#### [Do this]
Transcribe the records below exactly as they appear.

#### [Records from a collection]
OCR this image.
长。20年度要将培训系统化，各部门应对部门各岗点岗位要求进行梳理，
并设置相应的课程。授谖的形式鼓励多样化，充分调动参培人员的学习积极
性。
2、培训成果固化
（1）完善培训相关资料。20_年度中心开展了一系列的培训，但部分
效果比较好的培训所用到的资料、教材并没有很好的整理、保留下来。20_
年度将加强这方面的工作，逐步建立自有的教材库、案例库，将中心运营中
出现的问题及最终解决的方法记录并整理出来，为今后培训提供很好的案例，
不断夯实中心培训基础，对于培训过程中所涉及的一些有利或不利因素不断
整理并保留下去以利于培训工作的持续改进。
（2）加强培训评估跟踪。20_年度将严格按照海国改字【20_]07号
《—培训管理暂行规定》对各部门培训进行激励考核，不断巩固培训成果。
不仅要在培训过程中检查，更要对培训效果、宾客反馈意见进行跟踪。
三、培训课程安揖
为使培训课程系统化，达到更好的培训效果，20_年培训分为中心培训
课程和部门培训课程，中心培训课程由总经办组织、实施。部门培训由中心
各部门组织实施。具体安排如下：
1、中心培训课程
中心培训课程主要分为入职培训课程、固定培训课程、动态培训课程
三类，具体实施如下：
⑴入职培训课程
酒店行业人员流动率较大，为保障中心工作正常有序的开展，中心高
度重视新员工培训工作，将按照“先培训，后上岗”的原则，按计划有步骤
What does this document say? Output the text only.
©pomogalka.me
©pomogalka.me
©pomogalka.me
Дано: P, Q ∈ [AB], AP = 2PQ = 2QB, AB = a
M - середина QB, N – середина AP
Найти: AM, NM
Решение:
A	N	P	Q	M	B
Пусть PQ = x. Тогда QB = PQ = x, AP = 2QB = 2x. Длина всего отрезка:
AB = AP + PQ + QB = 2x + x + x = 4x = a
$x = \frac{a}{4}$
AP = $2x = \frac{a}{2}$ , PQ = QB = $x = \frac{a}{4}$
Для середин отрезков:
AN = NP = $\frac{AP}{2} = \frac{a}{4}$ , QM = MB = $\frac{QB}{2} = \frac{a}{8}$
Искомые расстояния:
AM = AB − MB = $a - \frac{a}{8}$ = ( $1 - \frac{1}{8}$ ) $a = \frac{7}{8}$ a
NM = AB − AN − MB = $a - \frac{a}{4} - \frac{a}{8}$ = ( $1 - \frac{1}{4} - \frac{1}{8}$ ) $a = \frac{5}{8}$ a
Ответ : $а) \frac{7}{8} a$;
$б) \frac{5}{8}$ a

#### [Written reply]
OCR this image.
长。20年度要将培训系统化，各部门应对部门各岗点岗位要求进行梳理，
并设置相应的课程。授谖的形式鼓励多样化，充分调动参培人员的学习积极
性。
2、培训成果固化
（1）完善培训相关资料。20_年度中心开展了一系列的培训，但部分
效果比较好的培训所用到的资料、教材并没有很好的整理、保留下来。20_
年度将加强这方面的工作，逐步建立自有的教材库、案例库，将中心运营中
出现的问题及最终解决的方法记录并整理出来，为今后培训提供很好的案例，
不断夯实中心培训基础，对于培训过程中所涉及的一些有利或不利因素不断
整理并保留下去以利于培训工作的持续改进。
（2）加强培训评估跟踪。20_年度将严格按照海国改字【20_]07号
《—培训管理暂行规定》对各部门培训进行激励考核，不断巩固培训成果。
不仅要在培训过程中检查，更要对培训效果、宾客反馈意见进行跟踪。
三、培训课程安揖
为使培训课程系统化，达到更好的培训效果，20_年培训分为中心培训
课程和部门培训课程，中心培训课程由总经办组织、实施。部门培训由中心
各部门组织实施。具体安排如下：
1、中心培训课程
中心培训课程主要分为入职培训课程、固定培训课程、动态培训课程
三类，具体实施如下：
⑴入职培训课程
酒店行业人员流动率较大，为保障中心工作正常有序的开展，中心高
度重视新员工培训工作，将按照“先培训，后上岗”的原则，按计划有步骤
What does this document say? Output the text only.
©pomogalka.me
©pomogalka.me
©pomogalka.me
Дано: P, Q ∈ [AB], AP = 2PQ = 2QB, AB = a
M - середина QB, N – середина AP
Найти: AM, NM
Решение:
A	N	P	Q	M	B
Пусть PQ = x. Тогда QB = PQ = x, AP = 2QB = 2x. Длина всего отрезка:
AB = AP + PQ + QB = 2x + x + x = 4x = a
$x = \frac{a}{4}$
AP = $2x = \frac{a}{2}$ , PQ = QB = $x = \frac{a}{4}$
Для середин отрезков:
AN = NP = $\frac{AP}{2} = \frac{a}{4}$ , QM = MB = $\frac{QB}{2} = \frac{a}{8}$
Искомые расстояния:
AM = AB − MB = $a - \frac{a}{8}$ = ( $1 - \frac{1}{8}$ ) $a = \frac{7}{8}$ a
NM = AB − AN − MB = $a - \frac{a}{4} - \frac{a}{8}$ = ( $1 - \frac{1}{4} - \frac{1}{8}$ ) $a = \frac{5}{8}$ a
Ответ : $а) \frac{7}{8} a$;
$б) \frac{5}{8}$ a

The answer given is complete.